[Excerpts from a figure dataset]

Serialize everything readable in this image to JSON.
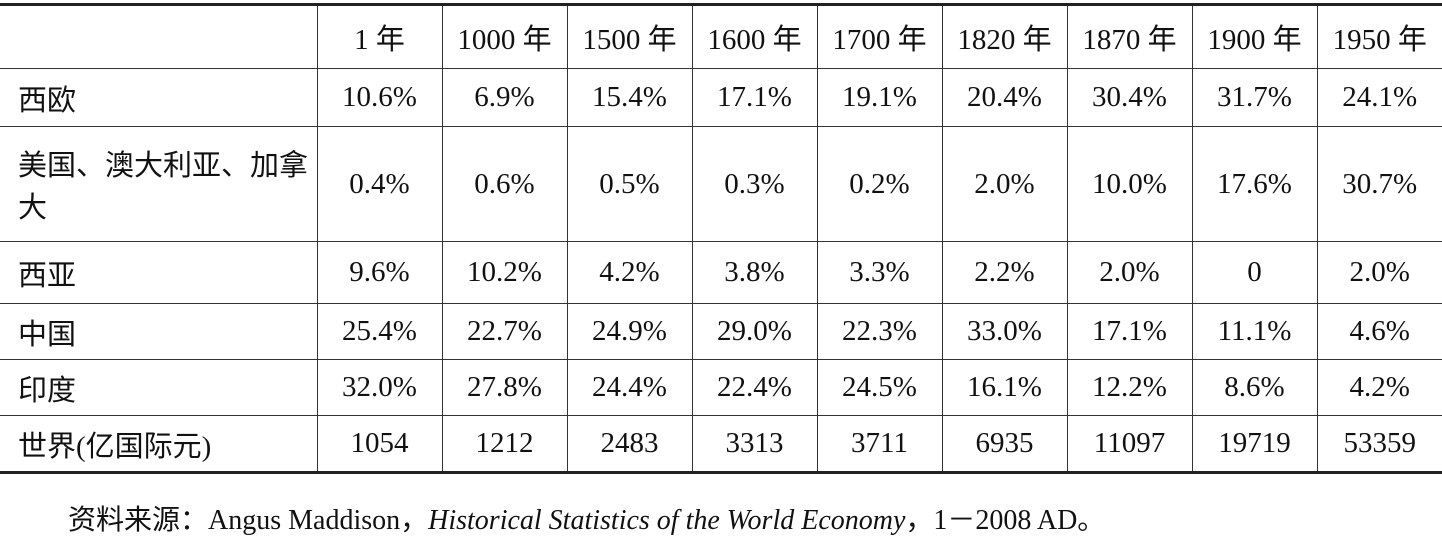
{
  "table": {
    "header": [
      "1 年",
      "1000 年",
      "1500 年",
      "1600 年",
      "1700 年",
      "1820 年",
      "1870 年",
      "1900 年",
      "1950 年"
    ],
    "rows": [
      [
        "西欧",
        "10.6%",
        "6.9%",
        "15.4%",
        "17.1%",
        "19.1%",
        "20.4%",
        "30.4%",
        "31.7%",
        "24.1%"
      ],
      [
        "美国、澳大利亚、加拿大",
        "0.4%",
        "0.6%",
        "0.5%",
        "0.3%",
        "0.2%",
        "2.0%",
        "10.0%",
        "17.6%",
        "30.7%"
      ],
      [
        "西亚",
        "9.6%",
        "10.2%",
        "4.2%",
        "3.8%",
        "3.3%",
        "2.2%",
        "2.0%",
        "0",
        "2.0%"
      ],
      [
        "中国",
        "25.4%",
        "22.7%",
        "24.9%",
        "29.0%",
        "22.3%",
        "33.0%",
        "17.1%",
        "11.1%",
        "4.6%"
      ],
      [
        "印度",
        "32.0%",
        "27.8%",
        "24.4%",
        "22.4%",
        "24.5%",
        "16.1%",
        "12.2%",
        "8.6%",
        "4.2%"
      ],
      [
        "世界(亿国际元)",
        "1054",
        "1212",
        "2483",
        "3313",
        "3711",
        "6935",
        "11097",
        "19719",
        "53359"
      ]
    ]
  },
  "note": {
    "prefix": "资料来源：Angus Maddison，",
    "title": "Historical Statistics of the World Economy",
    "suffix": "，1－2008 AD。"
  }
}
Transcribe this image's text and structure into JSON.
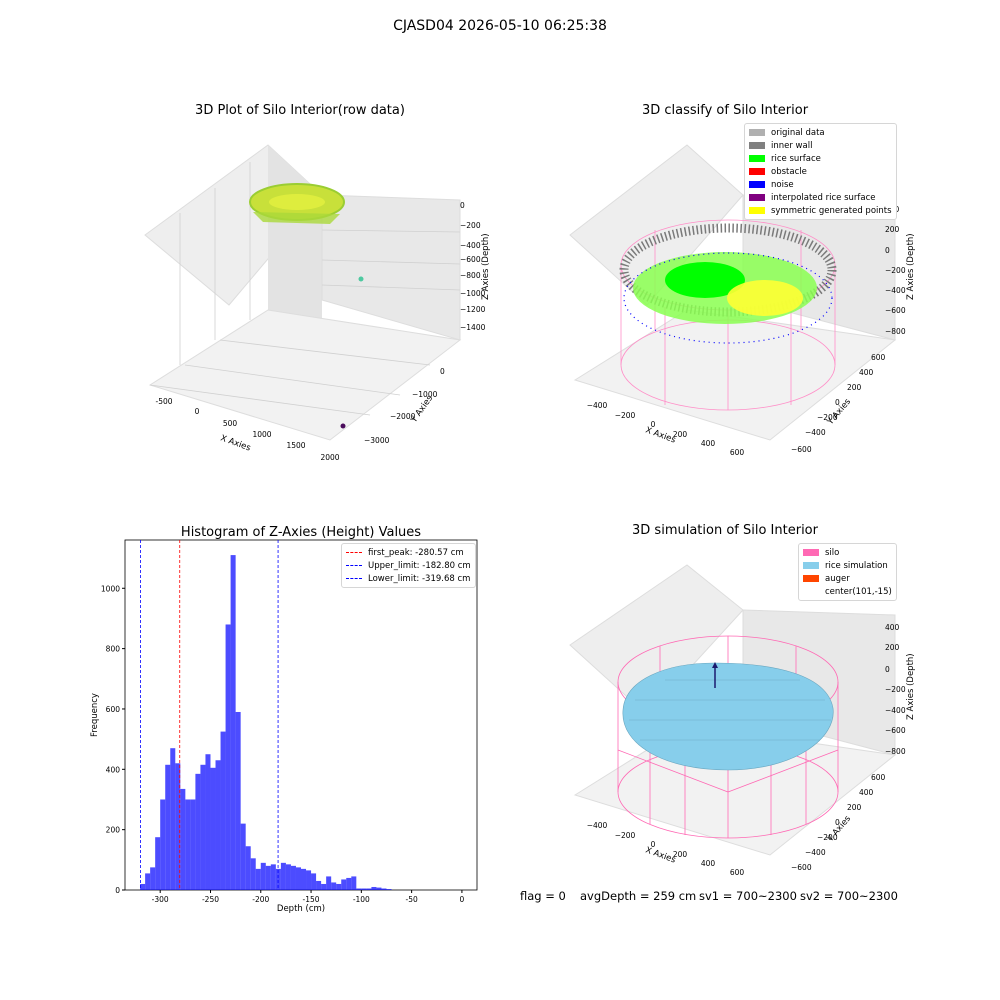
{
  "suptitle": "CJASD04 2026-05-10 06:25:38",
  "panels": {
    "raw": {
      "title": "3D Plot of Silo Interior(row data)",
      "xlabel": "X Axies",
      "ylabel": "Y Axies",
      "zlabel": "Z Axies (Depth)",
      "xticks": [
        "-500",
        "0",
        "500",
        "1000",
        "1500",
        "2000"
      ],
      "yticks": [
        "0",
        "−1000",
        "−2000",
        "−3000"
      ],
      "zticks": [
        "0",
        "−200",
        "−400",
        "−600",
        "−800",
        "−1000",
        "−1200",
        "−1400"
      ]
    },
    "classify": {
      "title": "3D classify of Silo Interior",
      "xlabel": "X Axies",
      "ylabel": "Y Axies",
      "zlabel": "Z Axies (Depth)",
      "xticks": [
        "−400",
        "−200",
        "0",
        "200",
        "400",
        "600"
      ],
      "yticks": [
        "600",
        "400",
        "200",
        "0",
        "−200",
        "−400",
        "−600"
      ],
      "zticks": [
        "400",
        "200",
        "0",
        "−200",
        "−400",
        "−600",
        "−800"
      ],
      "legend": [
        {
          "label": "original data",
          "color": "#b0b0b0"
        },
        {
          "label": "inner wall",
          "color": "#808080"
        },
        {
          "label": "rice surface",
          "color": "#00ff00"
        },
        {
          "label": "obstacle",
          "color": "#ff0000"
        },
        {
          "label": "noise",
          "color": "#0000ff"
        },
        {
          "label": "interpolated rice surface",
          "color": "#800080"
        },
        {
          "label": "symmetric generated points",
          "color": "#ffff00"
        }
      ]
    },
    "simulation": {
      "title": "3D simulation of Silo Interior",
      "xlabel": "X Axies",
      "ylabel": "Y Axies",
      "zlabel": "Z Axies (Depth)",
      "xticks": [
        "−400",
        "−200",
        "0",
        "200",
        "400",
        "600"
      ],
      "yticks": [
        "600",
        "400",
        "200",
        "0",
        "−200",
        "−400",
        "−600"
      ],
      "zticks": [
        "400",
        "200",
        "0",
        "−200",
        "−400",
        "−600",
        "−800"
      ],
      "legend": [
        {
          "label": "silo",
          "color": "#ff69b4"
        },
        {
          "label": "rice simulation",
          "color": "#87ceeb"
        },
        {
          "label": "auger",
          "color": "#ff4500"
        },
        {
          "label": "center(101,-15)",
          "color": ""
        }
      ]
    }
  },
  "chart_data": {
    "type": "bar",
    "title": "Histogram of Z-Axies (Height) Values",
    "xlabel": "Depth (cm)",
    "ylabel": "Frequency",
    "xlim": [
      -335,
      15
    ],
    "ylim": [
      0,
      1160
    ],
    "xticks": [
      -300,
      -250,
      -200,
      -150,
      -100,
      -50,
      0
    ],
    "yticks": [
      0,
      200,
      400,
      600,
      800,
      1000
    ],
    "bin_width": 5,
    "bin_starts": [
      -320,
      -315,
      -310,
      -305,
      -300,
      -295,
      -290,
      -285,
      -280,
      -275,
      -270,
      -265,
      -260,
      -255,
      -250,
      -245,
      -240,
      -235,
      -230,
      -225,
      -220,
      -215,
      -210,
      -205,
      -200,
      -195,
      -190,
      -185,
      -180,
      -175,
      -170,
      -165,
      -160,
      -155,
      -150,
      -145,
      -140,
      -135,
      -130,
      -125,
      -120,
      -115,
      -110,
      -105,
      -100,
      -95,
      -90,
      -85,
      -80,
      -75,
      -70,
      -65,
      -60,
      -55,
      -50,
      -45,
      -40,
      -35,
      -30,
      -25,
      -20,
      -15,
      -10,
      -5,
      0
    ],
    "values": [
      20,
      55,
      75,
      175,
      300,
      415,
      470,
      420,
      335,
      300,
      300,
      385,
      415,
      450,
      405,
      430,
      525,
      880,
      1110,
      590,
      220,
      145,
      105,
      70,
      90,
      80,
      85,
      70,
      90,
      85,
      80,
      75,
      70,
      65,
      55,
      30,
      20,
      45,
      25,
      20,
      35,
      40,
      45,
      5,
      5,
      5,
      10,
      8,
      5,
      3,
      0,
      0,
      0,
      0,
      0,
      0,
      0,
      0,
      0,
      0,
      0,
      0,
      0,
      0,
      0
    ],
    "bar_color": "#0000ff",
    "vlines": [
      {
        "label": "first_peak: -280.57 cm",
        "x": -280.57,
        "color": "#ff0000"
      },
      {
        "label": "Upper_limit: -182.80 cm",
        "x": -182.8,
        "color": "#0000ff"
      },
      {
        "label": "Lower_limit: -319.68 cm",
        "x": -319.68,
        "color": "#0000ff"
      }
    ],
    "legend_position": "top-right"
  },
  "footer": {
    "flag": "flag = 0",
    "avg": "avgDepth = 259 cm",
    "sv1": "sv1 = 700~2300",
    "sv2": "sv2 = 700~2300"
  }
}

TO BE DONE: Leave out the pictures and give the listing above again exactly.

REPLY TO THE TASK:
Serialize everything readable in this image to JSON.
{
  "table": {
    "header": [
      "1 年",
      "1000 年",
      "1500 年",
      "1600 年",
      "1700 年",
      "1820 年",
      "1870 年",
      "1900 年",
      "1950 年"
    ],
    "rows": [
      [
        "西欧",
        "10.6%",
        "6.9%",
        "15.4%",
        "17.1%",
        "19.1%",
        "20.4%",
        "30.4%",
        "31.7%",
        "24.1%"
      ],
      [
        "美国、澳大利亚、加拿大",
        "0.4%",
        "0.6%",
        "0.5%",
        "0.3%",
        "0.2%",
        "2.0%",
        "10.0%",
        "17.6%",
        "30.7%"
      ],
      [
        "西亚",
        "9.6%",
        "10.2%",
        "4.2%",
        "3.8%",
        "3.3%",
        "2.2%",
        "2.0%",
        "0",
        "2.0%"
      ],
      [
        "中国",
        "25.4%",
        "22.7%",
        "24.9%",
        "29.0%",
        "22.3%",
        "33.0%",
        "17.1%",
        "11.1%",
        "4.6%"
      ],
      [
        "印度",
        "32.0%",
        "27.8%",
        "24.4%",
        "22.4%",
        "24.5%",
        "16.1%",
        "12.2%",
        "8.6%",
        "4.2%"
      ],
      [
        "世界(亿国际元)",
        "1054",
        "1212",
        "2483",
        "3313",
        "3711",
        "6935",
        "11097",
        "19719",
        "53359"
      ]
    ]
  },
  "note": {
    "prefix": "资料来源：Angus Maddison，",
    "title": "Historical Statistics of the World Economy",
    "suffix": "，1－2008 AD。"
  }
}
Transcribe this image's text and structure into JSON.
{
  "suptitle": "CJASD04 2026-05-10 06:25:38",
  "panels": {
    "raw": {
      "title": "3D Plot of Silo Interior(row data)",
      "xlabel": "X Axies",
      "ylabel": "Y Axies",
      "zlabel": "Z Axies (Depth)",
      "xticks": [
        "-500",
        "0",
        "500",
        "1000",
        "1500",
        "2000"
      ],
      "yticks": [
        "0",
        "−1000",
        "−2000",
        "−3000"
      ],
      "zticks": [
        "0",
        "−200",
        "−400",
        "−600",
        "−800",
        "−1000",
        "−1200",
        "−1400"
      ]
    },
    "classify": {
      "title": "3D classify of Silo Interior",
      "xlabel": "X Axies",
      "ylabel": "Y Axies",
      "zlabel": "Z Axies (Depth)",
      "xticks": [
        "−400",
        "−200",
        "0",
        "200",
        "400",
        "600"
      ],
      "yticks": [
        "600",
        "400",
        "200",
        "0",
        "−200",
        "−400",
        "−600"
      ],
      "zticks": [
        "400",
        "200",
        "0",
        "−200",
        "−400",
        "−600",
        "−800"
      ],
      "legend": [
        {
          "label": "original data",
          "color": "#b0b0b0"
        },
        {
          "label": "inner wall",
          "color": "#808080"
        },
        {
          "label": "rice surface",
          "color": "#00ff00"
        },
        {
          "label": "obstacle",
          "color": "#ff0000"
        },
        {
          "label": "noise",
          "color": "#0000ff"
        },
        {
          "label": "interpolated rice surface",
          "color": "#800080"
        },
        {
          "label": "symmetric generated points",
          "color": "#ffff00"
        }
      ]
    },
    "simulation": {
      "title": "3D simulation of Silo Interior",
      "xlabel": "X Axies",
      "ylabel": "Y Axies",
      "zlabel": "Z Axies (Depth)",
      "xticks": [
        "−400",
        "−200",
        "0",
        "200",
        "400",
        "600"
      ],
      "yticks": [
        "600",
        "400",
        "200",
        "0",
        "−200",
        "−400",
        "−600"
      ],
      "zticks": [
        "400",
        "200",
        "0",
        "−200",
        "−400",
        "−600",
        "−800"
      ],
      "legend": [
        {
          "label": "silo",
          "color": "#ff69b4"
        },
        {
          "label": "rice simulation",
          "color": "#87ceeb"
        },
        {
          "label": "auger",
          "color": "#ff4500"
        },
        {
          "label": "center(101,-15)",
          "color": ""
        }
      ]
    }
  },
  "chart_data": {
    "type": "bar",
    "title": "Histogram of Z-Axies (Height) Values",
    "xlabel": "Depth (cm)",
    "ylabel": "Frequency",
    "xlim": [
      -335,
      15
    ],
    "ylim": [
      0,
      1160
    ],
    "xticks": [
      -300,
      -250,
      -200,
      -150,
      -100,
      -50,
      0
    ],
    "yticks": [
      0,
      200,
      400,
      600,
      800,
      1000
    ],
    "bin_width": 5,
    "bin_starts": [
      -320,
      -315,
      -310,
      -305,
      -300,
      -295,
      -290,
      -285,
      -280,
      -275,
      -270,
      -265,
      -260,
      -255,
      -250,
      -245,
      -240,
      -235,
      -230,
      -225,
      -220,
      -215,
      -210,
      -205,
      -200,
      -195,
      -190,
      -185,
      -180,
      -175,
      -170,
      -165,
      -160,
      -155,
      -150,
      -145,
      -140,
      -135,
      -130,
      -125,
      -120,
      -115,
      -110,
      -105,
      -100,
      -95,
      -90,
      -85,
      -80,
      -75,
      -70,
      -65,
      -60,
      -55,
      -50,
      -45,
      -40,
      -35,
      -30,
      -25,
      -20,
      -15,
      -10,
      -5,
      0
    ],
    "values": [
      20,
      55,
      75,
      175,
      300,
      415,
      470,
      420,
      335,
      300,
      300,
      385,
      415,
      450,
      405,
      430,
      525,
      880,
      1110,
      590,
      220,
      145,
      105,
      70,
      90,
      80,
      85,
      70,
      90,
      85,
      80,
      75,
      70,
      65,
      55,
      30,
      20,
      45,
      25,
      20,
      35,
      40,
      45,
      5,
      5,
      5,
      10,
      8,
      5,
      3,
      0,
      0,
      0,
      0,
      0,
      0,
      0,
      0,
      0,
      0,
      0,
      0,
      0,
      0,
      0
    ],
    "bar_color": "#0000ff",
    "vlines": [
      {
        "label": "first_peak: -280.57 cm",
        "x": -280.57,
        "color": "#ff0000"
      },
      {
        "label": "Upper_limit: -182.80 cm",
        "x": -182.8,
        "color": "#0000ff"
      },
      {
        "label": "Lower_limit: -319.68 cm",
        "x": -319.68,
        "color": "#0000ff"
      }
    ],
    "legend_position": "top-right"
  },
  "footer": {
    "flag": "flag = 0",
    "avg": "avgDepth = 259 cm",
    "sv1": "sv1 = 700~2300",
    "sv2": "sv2 = 700~2300"
  }
}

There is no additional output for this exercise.